WHAT NEEDS TO BE DONE ▸ Recast all the rows below as a numbered list, omitting any blank lines.

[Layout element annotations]
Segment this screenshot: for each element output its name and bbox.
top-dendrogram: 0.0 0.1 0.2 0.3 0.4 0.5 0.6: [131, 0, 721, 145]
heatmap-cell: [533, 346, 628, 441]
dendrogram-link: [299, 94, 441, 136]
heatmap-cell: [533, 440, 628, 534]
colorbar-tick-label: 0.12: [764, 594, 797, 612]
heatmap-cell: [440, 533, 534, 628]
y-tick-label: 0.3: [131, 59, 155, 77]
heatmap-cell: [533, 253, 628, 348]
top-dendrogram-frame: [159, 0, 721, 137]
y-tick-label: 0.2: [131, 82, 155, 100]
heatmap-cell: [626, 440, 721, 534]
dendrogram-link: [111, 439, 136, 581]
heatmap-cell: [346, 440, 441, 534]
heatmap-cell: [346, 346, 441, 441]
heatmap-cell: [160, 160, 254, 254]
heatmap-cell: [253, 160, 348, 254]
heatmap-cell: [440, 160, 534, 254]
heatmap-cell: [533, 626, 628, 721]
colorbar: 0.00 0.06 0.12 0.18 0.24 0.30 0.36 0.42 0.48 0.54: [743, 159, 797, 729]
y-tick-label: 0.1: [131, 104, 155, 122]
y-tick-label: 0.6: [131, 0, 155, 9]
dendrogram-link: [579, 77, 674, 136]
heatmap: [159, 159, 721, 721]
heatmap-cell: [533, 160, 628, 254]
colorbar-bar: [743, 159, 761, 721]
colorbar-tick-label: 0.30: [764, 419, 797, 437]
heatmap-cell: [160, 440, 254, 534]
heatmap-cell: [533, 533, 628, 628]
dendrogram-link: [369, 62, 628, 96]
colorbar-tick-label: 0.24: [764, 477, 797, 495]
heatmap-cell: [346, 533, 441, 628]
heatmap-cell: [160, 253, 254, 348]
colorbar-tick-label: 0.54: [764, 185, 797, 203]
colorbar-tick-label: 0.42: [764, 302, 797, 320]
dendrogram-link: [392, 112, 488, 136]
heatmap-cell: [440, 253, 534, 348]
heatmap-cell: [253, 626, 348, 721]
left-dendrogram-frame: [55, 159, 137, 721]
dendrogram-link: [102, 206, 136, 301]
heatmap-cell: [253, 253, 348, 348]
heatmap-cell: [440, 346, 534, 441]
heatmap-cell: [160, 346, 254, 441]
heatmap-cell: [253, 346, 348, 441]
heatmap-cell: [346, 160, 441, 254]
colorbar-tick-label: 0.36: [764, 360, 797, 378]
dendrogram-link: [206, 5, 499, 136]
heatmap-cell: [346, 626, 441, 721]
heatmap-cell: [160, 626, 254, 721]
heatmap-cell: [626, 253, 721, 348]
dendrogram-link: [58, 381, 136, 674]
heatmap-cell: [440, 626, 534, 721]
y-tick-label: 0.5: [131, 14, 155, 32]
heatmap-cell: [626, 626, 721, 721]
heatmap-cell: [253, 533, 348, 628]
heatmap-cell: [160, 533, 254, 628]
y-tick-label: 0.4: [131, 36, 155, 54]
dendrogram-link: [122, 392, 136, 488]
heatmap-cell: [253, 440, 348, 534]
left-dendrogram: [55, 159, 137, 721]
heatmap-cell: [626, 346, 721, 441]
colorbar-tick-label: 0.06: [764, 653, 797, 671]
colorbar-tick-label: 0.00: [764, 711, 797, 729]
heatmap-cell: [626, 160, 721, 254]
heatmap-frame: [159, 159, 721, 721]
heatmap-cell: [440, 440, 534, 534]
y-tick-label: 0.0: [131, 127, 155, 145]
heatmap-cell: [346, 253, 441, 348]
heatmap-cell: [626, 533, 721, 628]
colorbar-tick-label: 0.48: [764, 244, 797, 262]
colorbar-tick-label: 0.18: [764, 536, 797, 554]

CORRECT OUTPUT ▸
1. Segment this screenshot: for each element output its name and bbox.
2. top-dendrogram: 0.0 0.1 0.2 0.3 0.4 0.5 0.6: [131, 0, 721, 145]
3. heatmap-cell: [533, 346, 628, 441]
4. dendrogram-link: [299, 94, 441, 136]
5. heatmap-cell: [533, 440, 628, 534]
6. colorbar-tick-label: 0.12: [764, 594, 797, 612]
7. heatmap-cell: [440, 533, 534, 628]
8. y-tick-label: 0.3: [131, 59, 155, 77]
9. heatmap-cell: [533, 253, 628, 348]
10. top-dendrogram-frame: [159, 0, 721, 137]
11. y-tick-label: 0.2: [131, 82, 155, 100]
12. heatmap-cell: [626, 440, 721, 534]
13. dendrogram-link: [111, 439, 136, 581]
14. heatmap-cell: [346, 440, 441, 534]
15. heatmap-cell: [346, 346, 441, 441]
16. heatmap-cell: [160, 160, 254, 254]
17. heatmap-cell: [253, 160, 348, 254]
18. heatmap-cell: [440, 160, 534, 254]
19. heatmap-cell: [533, 626, 628, 721]
20. colorbar: 0.00 0.06 0.12 0.18 0.24 0.30 0.36 0.42 0.48 0.54: [743, 159, 797, 729]
21. y-tick-label: 0.1: [131, 104, 155, 122]
22. y-tick-label: 0.6: [131, 0, 155, 9]
23. dendrogram-link: [579, 77, 674, 136]
24. heatmap: [159, 159, 721, 721]
25. heatmap-cell: [533, 160, 628, 254]
26. colorbar-bar: [743, 159, 761, 721]
27. colorbar-tick-label: 0.30: [764, 419, 797, 437]
28. heatmap-cell: [160, 440, 254, 534]
29. heatmap-cell: [533, 533, 628, 628]
30. dendrogram-link: [369, 62, 628, 96]
31. colorbar-tick-label: 0.24: [764, 477, 797, 495]
32. heatmap-cell: [346, 533, 441, 628]
33. heatmap-cell: [160, 253, 254, 348]
34. colorbar-tick-label: 0.54: [764, 185, 797, 203]
35. colorbar-tick-label: 0.42: [764, 302, 797, 320]
36. dendrogram-link: [392, 112, 488, 136]
37. heatmap-cell: [440, 253, 534, 348]
38. heatmap-cell: [253, 626, 348, 721]
39. left-dendrogram-frame: [55, 159, 137, 721]
40. dendrogram-link: [102, 206, 136, 301]
41. heatmap-cell: [253, 253, 348, 348]
42. heatmap-cell: [440, 346, 534, 441]
43. heatmap-cell: [160, 346, 254, 441]
44. heatmap-cell: [253, 346, 348, 441]
45. heatmap-cell: [346, 160, 441, 254]
46. colorbar-tick-label: 0.36: [764, 360, 797, 378]
47. dendrogram-link: [206, 5, 499, 136]
48. heatmap-cell: [346, 626, 441, 721]
49. heatmap-cell: [160, 626, 254, 721]
50. heatmap-cell: [626, 253, 721, 348]
51. dendrogram-link: [58, 381, 136, 674]
52. heatmap-cell: [440, 626, 534, 721]
53. y-tick-label: 0.5: [131, 14, 155, 32]
54. heatmap-cell: [626, 626, 721, 721]
55. heatmap-cell: [253, 533, 348, 628]
56. heatmap-cell: [160, 533, 254, 628]
57. y-tick-label: 0.4: [131, 36, 155, 54]
58. dendrogram-link: [122, 392, 136, 488]
59. heatmap-cell: [253, 440, 348, 534]
60. left-dendrogram: [55, 159, 137, 721]
61. heatmap-cell: [626, 346, 721, 441]
62. colorbar-tick-label: 0.06: [764, 653, 797, 671]
63. colorbar-tick-label: 0.00: [764, 711, 797, 729]
64. heatmap-cell: [626, 160, 721, 254]
65. heatmap-frame: [159, 159, 721, 721]
66. heatmap-cell: [440, 440, 534, 534]
67. y-tick-label: 0.0: [131, 127, 155, 145]
68. heatmap-cell: [346, 253, 441, 348]
69. heatmap-cell: [626, 533, 721, 628]
70. colorbar-tick-label: 0.48: [764, 244, 797, 262]
71. colorbar-tick-label: 0.18: [764, 536, 797, 554]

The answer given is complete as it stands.